An exact, complete printout of the listing is wanted, minus its images.

#### Records shown
__________
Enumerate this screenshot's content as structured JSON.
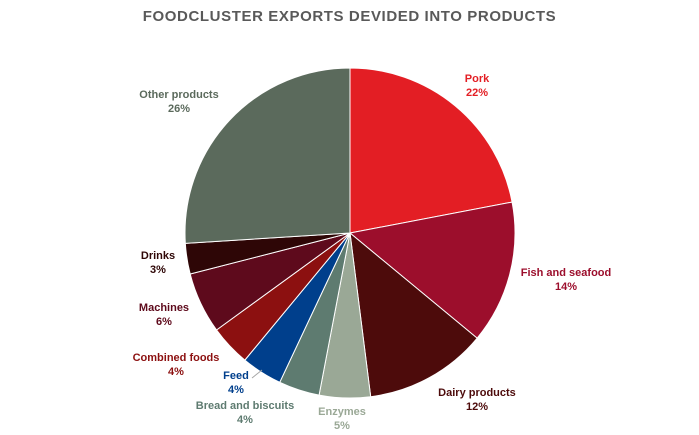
{
  "chart_data": {
    "type": "pie",
    "title": "FOODCLUSTER EXPORTS DEVIDED INTO PRODUCTS",
    "slices": [
      {
        "name": "Pork",
        "value": 22,
        "label": "22%",
        "color": "#e31e24",
        "label_color": "#e31e24"
      },
      {
        "name": "Fish and seafood",
        "value": 14,
        "label": "14%",
        "color": "#9c0e2c",
        "label_color": "#9c0e2c"
      },
      {
        "name": "Dairy products",
        "value": 12,
        "label": "12%",
        "color": "#4d0b0b",
        "label_color": "#4d0b0b"
      },
      {
        "name": "Enzymes",
        "value": 5,
        "label": "5%",
        "color": "#9aa896",
        "label_color": "#9aa896"
      },
      {
        "name": "Bread and biscuits",
        "value": 4,
        "label": "4%",
        "color": "#5e7b70",
        "label_color": "#5e7b70"
      },
      {
        "name": "Feed",
        "value": 4,
        "label": "4%",
        "color": "#003f8c",
        "label_color": "#003f8c"
      },
      {
        "name": "Combined foods",
        "value": 4,
        "label": "4%",
        "color": "#8c1010",
        "label_color": "#8c1010"
      },
      {
        "name": "Machines",
        "value": 6,
        "label": "6%",
        "color": "#5e0a1c",
        "label_color": "#5e0a1c"
      },
      {
        "name": "Drinks",
        "value": 3,
        "label": "3%",
        "color": "#2e0606",
        "label_color": "#2e0606"
      },
      {
        "name": "Other products",
        "value": 26,
        "label": "26%",
        "color": "#5b6a5c",
        "label_color": "#5b6a5c"
      }
    ]
  }
}
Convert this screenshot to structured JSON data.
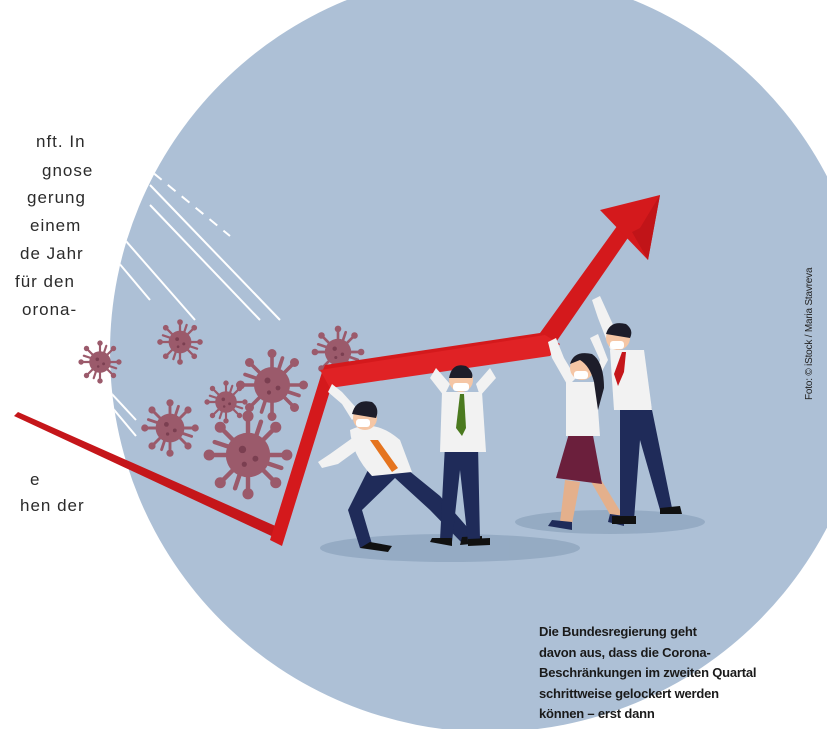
{
  "body_text": {
    "lines": [
      "nft. In",
      "gnose",
      "gerung",
      "einem",
      "de Jahr",
      "für den",
      "orona-",
      "e",
      "hen der"
    ]
  },
  "caption": {
    "lines": [
      "Die Bundesregierung geht",
      "davon aus, dass die Corona-",
      "Beschränkungen im zweiten Quartal",
      "schrittweise gelockert werden",
      "können – erst dann"
    ]
  },
  "photo_credit": "Foto: © iStock / Maria Stavreva",
  "colors": {
    "circle": "#adc0d6",
    "arrow": "#d4191c",
    "virus": "#9b5a6b",
    "shirt": "#f1f1f1",
    "trousers": "#1f2b59"
  },
  "illustration": {
    "icon": "business-team-pushing-growth-arrow-past-virus-illustration"
  }
}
__________
#### Task solution
Enumerate this screenshot's content as structured JSON.
{
  "chart_data": {
    "type": "pie",
    "title": "FOODCLUSTER EXPORTS DEVIDED INTO PRODUCTS",
    "slices": [
      {
        "name": "Pork",
        "value": 22,
        "label": "22%",
        "color": "#e31e24",
        "label_color": "#e31e24"
      },
      {
        "name": "Fish and seafood",
        "value": 14,
        "label": "14%",
        "color": "#9c0e2c",
        "label_color": "#9c0e2c"
      },
      {
        "name": "Dairy products",
        "value": 12,
        "label": "12%",
        "color": "#4d0b0b",
        "label_color": "#4d0b0b"
      },
      {
        "name": "Enzymes",
        "value": 5,
        "label": "5%",
        "color": "#9aa896",
        "label_color": "#9aa896"
      },
      {
        "name": "Bread and biscuits",
        "value": 4,
        "label": "4%",
        "color": "#5e7b70",
        "label_color": "#5e7b70"
      },
      {
        "name": "Feed",
        "value": 4,
        "label": "4%",
        "color": "#003f8c",
        "label_color": "#003f8c"
      },
      {
        "name": "Combined foods",
        "value": 4,
        "label": "4%",
        "color": "#8c1010",
        "label_color": "#8c1010"
      },
      {
        "name": "Machines",
        "value": 6,
        "label": "6%",
        "color": "#5e0a1c",
        "label_color": "#5e0a1c"
      },
      {
        "name": "Drinks",
        "value": 3,
        "label": "3%",
        "color": "#2e0606",
        "label_color": "#2e0606"
      },
      {
        "name": "Other products",
        "value": 26,
        "label": "26%",
        "color": "#5b6a5c",
        "label_color": "#5b6a5c"
      }
    ]
  }
}
Convert this screenshot to structured JSON data.
{
  "body_text": {
    "lines": [
      "nft. In",
      "gnose",
      "gerung",
      "einem",
      "de Jahr",
      "für den",
      "orona-",
      "e",
      "hen der"
    ]
  },
  "caption": {
    "lines": [
      "Die Bundesregierung geht",
      "davon aus, dass die Corona-",
      "Beschränkungen im zweiten Quartal",
      "schrittweise gelockert werden",
      "können – erst dann"
    ]
  },
  "photo_credit": "Foto: © iStock / Maria Stavreva",
  "colors": {
    "circle": "#adc0d6",
    "arrow": "#d4191c",
    "virus": "#9b5a6b",
    "shirt": "#f1f1f1",
    "trousers": "#1f2b59"
  },
  "illustration": {
    "icon": "business-team-pushing-growth-arrow-past-virus-illustration"
  }
}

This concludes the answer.